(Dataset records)
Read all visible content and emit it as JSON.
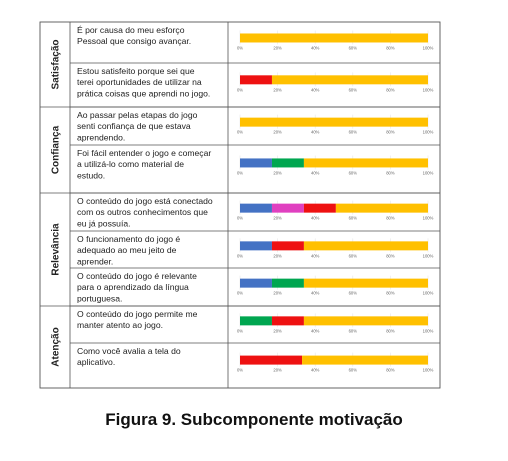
{
  "caption": "Figura 9. Subcomponente motivação",
  "colors": {
    "gold": "#ffc000",
    "red": "#ee1111",
    "blue": "#4472c4",
    "green": "#00a650",
    "pink": "#e040c0",
    "border": "#555555",
    "grid": "#e6e6e6"
  },
  "chart_data": {
    "type": "bar",
    "orientation": "horizontal",
    "stacked": true,
    "xlim": [
      0,
      100
    ],
    "tick_labels": [
      "0%",
      "20%",
      "40%",
      "60%",
      "80%",
      "100%"
    ],
    "categories": [
      {
        "name": "Satisfação",
        "rows": [
          0,
          1
        ]
      },
      {
        "name": "Confiança",
        "rows": [
          2,
          3
        ]
      },
      {
        "name": "Relevância",
        "rows": [
          4,
          5,
          6
        ]
      },
      {
        "name": "Atenção",
        "rows": [
          7,
          8
        ]
      }
    ],
    "rows": [
      {
        "question": [
          "É por causa do meu esforço",
          "Pessoal que consigo avançar."
        ],
        "segments": [
          {
            "color": "gold",
            "value": 100
          }
        ]
      },
      {
        "question": [
          "Estou satisfeito porque sei que",
          "terei oportunidades de utilizar na",
          "prática coisas que aprendi no jogo."
        ],
        "segments": [
          {
            "color": "red",
            "value": 17
          },
          {
            "color": "gold",
            "value": 83
          }
        ]
      },
      {
        "question": [
          "Ao passar pelas etapas do jogo",
          "senti confiança de que estava",
          "aprendendo."
        ],
        "segments": [
          {
            "color": "gold",
            "value": 100
          }
        ]
      },
      {
        "question": [
          "Foi fácil entender o jogo e começar",
          "a utilizá-lo como material de",
          "estudo."
        ],
        "segments": [
          {
            "color": "blue",
            "value": 17
          },
          {
            "color": "green",
            "value": 17
          },
          {
            "color": "gold",
            "value": 66
          }
        ]
      },
      {
        "question": [
          "O conteúdo do jogo está conectado",
          "com os outros conhecimentos que",
          "eu já possuía."
        ],
        "segments": [
          {
            "color": "blue",
            "value": 17
          },
          {
            "color": "pink",
            "value": 17
          },
          {
            "color": "red",
            "value": 17
          },
          {
            "color": "gold",
            "value": 49
          }
        ]
      },
      {
        "question": [
          "O funcionamento do jogo é",
          "adequado ao meu jeito de",
          "aprender."
        ],
        "segments": [
          {
            "color": "blue",
            "value": 17
          },
          {
            "color": "red",
            "value": 17
          },
          {
            "color": "gold",
            "value": 66
          }
        ]
      },
      {
        "question": [
          "O conteúdo do jogo é relevante",
          "para o aprendizado da língua",
          "portuguesa."
        ],
        "segments": [
          {
            "color": "blue",
            "value": 17
          },
          {
            "color": "green",
            "value": 17
          },
          {
            "color": "gold",
            "value": 66
          }
        ]
      },
      {
        "question": [
          "O conteúdo do jogo permite me",
          "manter atento ao jogo."
        ],
        "segments": [
          {
            "color": "green",
            "value": 17
          },
          {
            "color": "red",
            "value": 17
          },
          {
            "color": "gold",
            "value": 66
          }
        ]
      },
      {
        "question": [
          "Como você avalia a tela do",
          "aplicativo."
        ],
        "segments": [
          {
            "color": "red",
            "value": 33
          },
          {
            "color": "gold",
            "value": 67
          }
        ]
      }
    ]
  }
}
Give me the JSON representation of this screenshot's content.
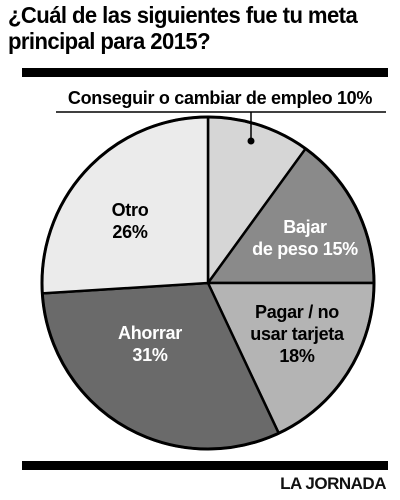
{
  "title": "¿Cuál de las siguientes fue tu meta principal para 2015?",
  "title_lines": [
    "¿Cuál de las siguientes fue tu meta",
    "principal para 2015?"
  ],
  "source": "LA JORNADA",
  "colors": {
    "Conseguir o cambiar de empleo": "#d6d6d6",
    "Bajar de peso": "#8a8a8a",
    "Pagar / no usar tarjeta": "#b4b4b4",
    "Ahorrar": "#6a6a6a",
    "Otro": "#ebebeb"
  },
  "chart_data": {
    "type": "pie",
    "title": "¿Cuál de las siguientes fue tu meta principal para 2015?",
    "slices": [
      {
        "name": "Conseguir o cambiar de empleo",
        "value": 10,
        "label_lines": [
          "Conseguir o cambiar de empleo 10%"
        ],
        "label_color": "#000000"
      },
      {
        "name": "Bajar de peso",
        "value": 15,
        "label_lines": [
          "Bajar",
          "de peso 15%"
        ],
        "label_color": "#ffffff"
      },
      {
        "name": "Pagar / no usar tarjeta",
        "value": 18,
        "label_lines": [
          "Pagar / no",
          "usar tarjeta",
          "18%"
        ],
        "label_color": "#000000"
      },
      {
        "name": "Ahorrar",
        "value": 31,
        "label_lines": [
          "Ahorrar",
          "31%"
        ],
        "label_color": "#ffffff"
      },
      {
        "name": "Otro",
        "value": 26,
        "label_lines": [
          "Otro",
          "26%"
        ],
        "label_color": "#000000"
      }
    ]
  }
}
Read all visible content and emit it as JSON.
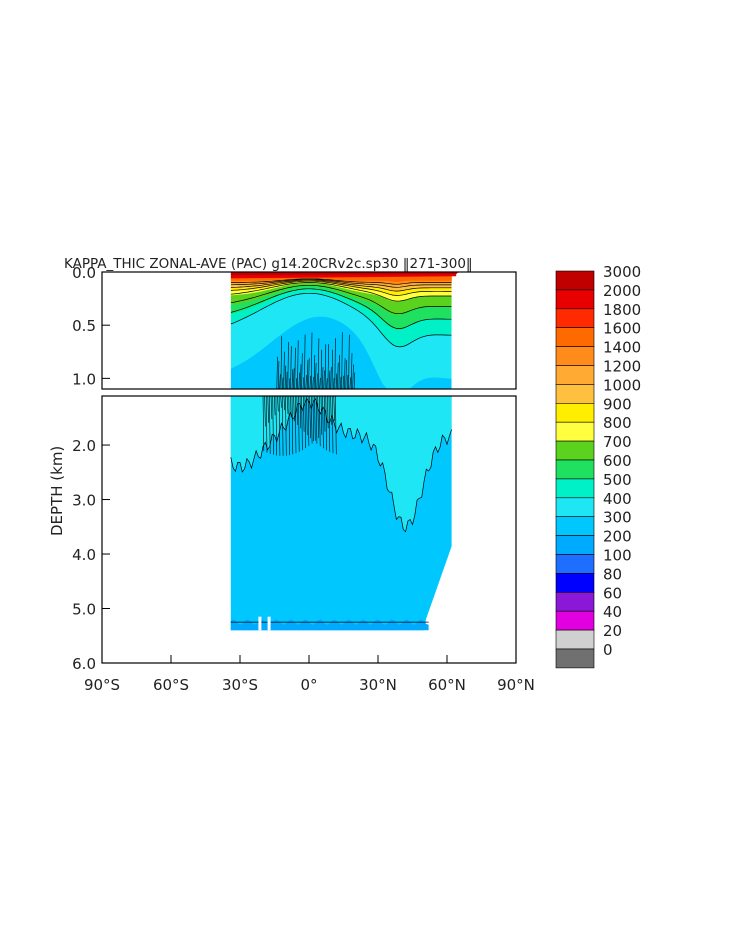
{
  "chart_data": {
    "type": "heatmap",
    "title": "KAPPA_THIC ZONAL-AVE (PAC) g14.20CRv2c.sp30 ‖271-300‖",
    "xlabel": "",
    "ylabel": "DEPTH (km)",
    "x_ticks": [
      "90°S",
      "60°S",
      "30°S",
      "0°",
      "30°N",
      "60°N",
      "90°N"
    ],
    "x_tick_values": [
      -90,
      -60,
      -30,
      0,
      30,
      60,
      90
    ],
    "xlim": [
      -90,
      90
    ],
    "upper_panel": {
      "ylim": [
        0.0,
        1.1
      ],
      "y_ticks": [
        "0.0",
        "0.5",
        "1.0"
      ],
      "y_tick_values": [
        0.0,
        0.5,
        1.0
      ]
    },
    "lower_panel": {
      "ylim": [
        1.1,
        6.0
      ],
      "y_ticks": [
        "2.0",
        "3.0",
        "4.0",
        "5.0",
        "6.0"
      ],
      "y_tick_values": [
        2.0,
        3.0,
        4.0,
        5.0,
        6.0
      ]
    },
    "data_extent": {
      "lat_min": -34,
      "lat_max": 62,
      "max_depth_km": 5.4
    },
    "colorbar": {
      "levels": [
        "3000",
        "2000",
        "1800",
        "1600",
        "1400",
        "1200",
        "1000",
        "900",
        "800",
        "700",
        "600",
        "500",
        "400",
        "300",
        "200",
        "100",
        "80",
        "60",
        "40",
        "20",
        "0"
      ],
      "colors": [
        "#c00000",
        "#e80000",
        "#ff2a00",
        "#ff6a00",
        "#ff8c1a",
        "#ffaa33",
        "#ffc040",
        "#ffee00",
        "#ffff40",
        "#5ad21e",
        "#20e060",
        "#00f0c8",
        "#1ee6f5",
        "#00c8ff",
        "#00aaff",
        "#1e6eff",
        "#0000ff",
        "#8a18d6",
        "#e000e0",
        "#d0d0d0",
        "#707070"
      ]
    },
    "legend": "right"
  }
}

*PROBLEM REQUIREMENTS*: Give an exact copy of the material, leaving out every picture.

*WORKED SOLUTION*:
Read all visible content and emit it as JSON.
{
  "caption": "Figura 9. Subcomponente motivação",
  "colors": {
    "gold": "#ffc000",
    "red": "#ee1111",
    "blue": "#4472c4",
    "green": "#00a650",
    "pink": "#e040c0",
    "border": "#555555",
    "grid": "#e6e6e6"
  },
  "chart_data": {
    "type": "bar",
    "orientation": "horizontal",
    "stacked": true,
    "xlim": [
      0,
      100
    ],
    "tick_labels": [
      "0%",
      "20%",
      "40%",
      "60%",
      "80%",
      "100%"
    ],
    "categories": [
      {
        "name": "Satisfação",
        "rows": [
          0,
          1
        ]
      },
      {
        "name": "Confiança",
        "rows": [
          2,
          3
        ]
      },
      {
        "name": "Relevância",
        "rows": [
          4,
          5,
          6
        ]
      },
      {
        "name": "Atenção",
        "rows": [
          7,
          8
        ]
      }
    ],
    "rows": [
      {
        "question": [
          "É por causa do meu esforço",
          "Pessoal que consigo avançar."
        ],
        "segments": [
          {
            "color": "gold",
            "value": 100
          }
        ]
      },
      {
        "question": [
          "Estou satisfeito porque sei que",
          "terei oportunidades de utilizar na",
          "prática coisas que aprendi no jogo."
        ],
        "segments": [
          {
            "color": "red",
            "value": 17
          },
          {
            "color": "gold",
            "value": 83
          }
        ]
      },
      {
        "question": [
          "Ao passar pelas etapas do jogo",
          "senti confiança de que estava",
          "aprendendo."
        ],
        "segments": [
          {
            "color": "gold",
            "value": 100
          }
        ]
      },
      {
        "question": [
          "Foi fácil entender o jogo e começar",
          "a utilizá-lo como material de",
          "estudo."
        ],
        "segments": [
          {
            "color": "blue",
            "value": 17
          },
          {
            "color": "green",
            "value": 17
          },
          {
            "color": "gold",
            "value": 66
          }
        ]
      },
      {
        "question": [
          "O conteúdo do jogo está conectado",
          "com os outros conhecimentos que",
          "eu já possuía."
        ],
        "segments": [
          {
            "color": "blue",
            "value": 17
          },
          {
            "color": "pink",
            "value": 17
          },
          {
            "color": "red",
            "value": 17
          },
          {
            "color": "gold",
            "value": 49
          }
        ]
      },
      {
        "question": [
          "O funcionamento do jogo é",
          "adequado ao meu jeito de",
          "aprender."
        ],
        "segments": [
          {
            "color": "blue",
            "value": 17
          },
          {
            "color": "red",
            "value": 17
          },
          {
            "color": "gold",
            "value": 66
          }
        ]
      },
      {
        "question": [
          "O conteúdo do jogo é relevante",
          "para o aprendizado da língua",
          "portuguesa."
        ],
        "segments": [
          {
            "color": "blue",
            "value": 17
          },
          {
            "color": "green",
            "value": 17
          },
          {
            "color": "gold",
            "value": 66
          }
        ]
      },
      {
        "question": [
          "O conteúdo do jogo permite me",
          "manter atento ao jogo."
        ],
        "segments": [
          {
            "color": "green",
            "value": 17
          },
          {
            "color": "red",
            "value": 17
          },
          {
            "color": "gold",
            "value": 66
          }
        ]
      },
      {
        "question": [
          "Como você avalia a tela do",
          "aplicativo."
        ],
        "segments": [
          {
            "color": "red",
            "value": 33
          },
          {
            "color": "gold",
            "value": 67
          }
        ]
      }
    ]
  }
}
Give me the JSON representation of this screenshot's content.
{
  "title": "¿Cuál de las siguientes fue tu meta principal para 2015?",
  "title_lines": [
    "¿Cuál de las siguientes fue tu meta",
    "principal para 2015?"
  ],
  "source": "LA JORNADA",
  "colors": {
    "Conseguir o cambiar de empleo": "#d6d6d6",
    "Bajar de peso": "#8a8a8a",
    "Pagar / no usar tarjeta": "#b4b4b4",
    "Ahorrar": "#6a6a6a",
    "Otro": "#ebebeb"
  },
  "chart_data": {
    "type": "pie",
    "title": "¿Cuál de las siguientes fue tu meta principal para 2015?",
    "slices": [
      {
        "name": "Conseguir o cambiar de empleo",
        "value": 10,
        "label_lines": [
          "Conseguir o cambiar de empleo 10%"
        ],
        "label_color": "#000000"
      },
      {
        "name": "Bajar de peso",
        "value": 15,
        "label_lines": [
          "Bajar",
          "de peso 15%"
        ],
        "label_color": "#ffffff"
      },
      {
        "name": "Pagar / no usar tarjeta",
        "value": 18,
        "label_lines": [
          "Pagar / no",
          "usar tarjeta",
          "18%"
        ],
        "label_color": "#000000"
      },
      {
        "name": "Ahorrar",
        "value": 31,
        "label_lines": [
          "Ahorrar",
          "31%"
        ],
        "label_color": "#ffffff"
      },
      {
        "name": "Otro",
        "value": 26,
        "label_lines": [
          "Otro",
          "26%"
        ],
        "label_color": "#000000"
      }
    ]
  }
}
Read all visible content and emit it as JSON.
{
  "chart_data": {
    "type": "heatmap",
    "title": "KAPPA_THIC ZONAL-AVE (PAC) g14.20CRv2c.sp30 ‖271-300‖",
    "xlabel": "",
    "ylabel": "DEPTH (km)",
    "x_ticks": [
      "90°S",
      "60°S",
      "30°S",
      "0°",
      "30°N",
      "60°N",
      "90°N"
    ],
    "x_tick_values": [
      -90,
      -60,
      -30,
      0,
      30,
      60,
      90
    ],
    "xlim": [
      -90,
      90
    ],
    "upper_panel": {
      "ylim": [
        0.0,
        1.1
      ],
      "y_ticks": [
        "0.0",
        "0.5",
        "1.0"
      ],
      "y_tick_values": [
        0.0,
        0.5,
        1.0
      ]
    },
    "lower_panel": {
      "ylim": [
        1.1,
        6.0
      ],
      "y_ticks": [
        "2.0",
        "3.0",
        "4.0",
        "5.0",
        "6.0"
      ],
      "y_tick_values": [
        2.0,
        3.0,
        4.0,
        5.0,
        6.0
      ]
    },
    "data_extent": {
      "lat_min": -34,
      "lat_max": 62,
      "max_depth_km": 5.4
    },
    "colorbar": {
      "levels": [
        "3000",
        "2000",
        "1800",
        "1600",
        "1400",
        "1200",
        "1000",
        "900",
        "800",
        "700",
        "600",
        "500",
        "400",
        "300",
        "200",
        "100",
        "80",
        "60",
        "40",
        "20",
        "0"
      ],
      "colors": [
        "#c00000",
        "#e80000",
        "#ff2a00",
        "#ff6a00",
        "#ff8c1a",
        "#ffaa33",
        "#ffc040",
        "#ffee00",
        "#ffff40",
        "#5ad21e",
        "#20e060",
        "#00f0c8",
        "#1ee6f5",
        "#00c8ff",
        "#00aaff",
        "#1e6eff",
        "#0000ff",
        "#8a18d6",
        "#e000e0",
        "#d0d0d0",
        "#707070"
      ]
    },
    "legend": "right"
  }
}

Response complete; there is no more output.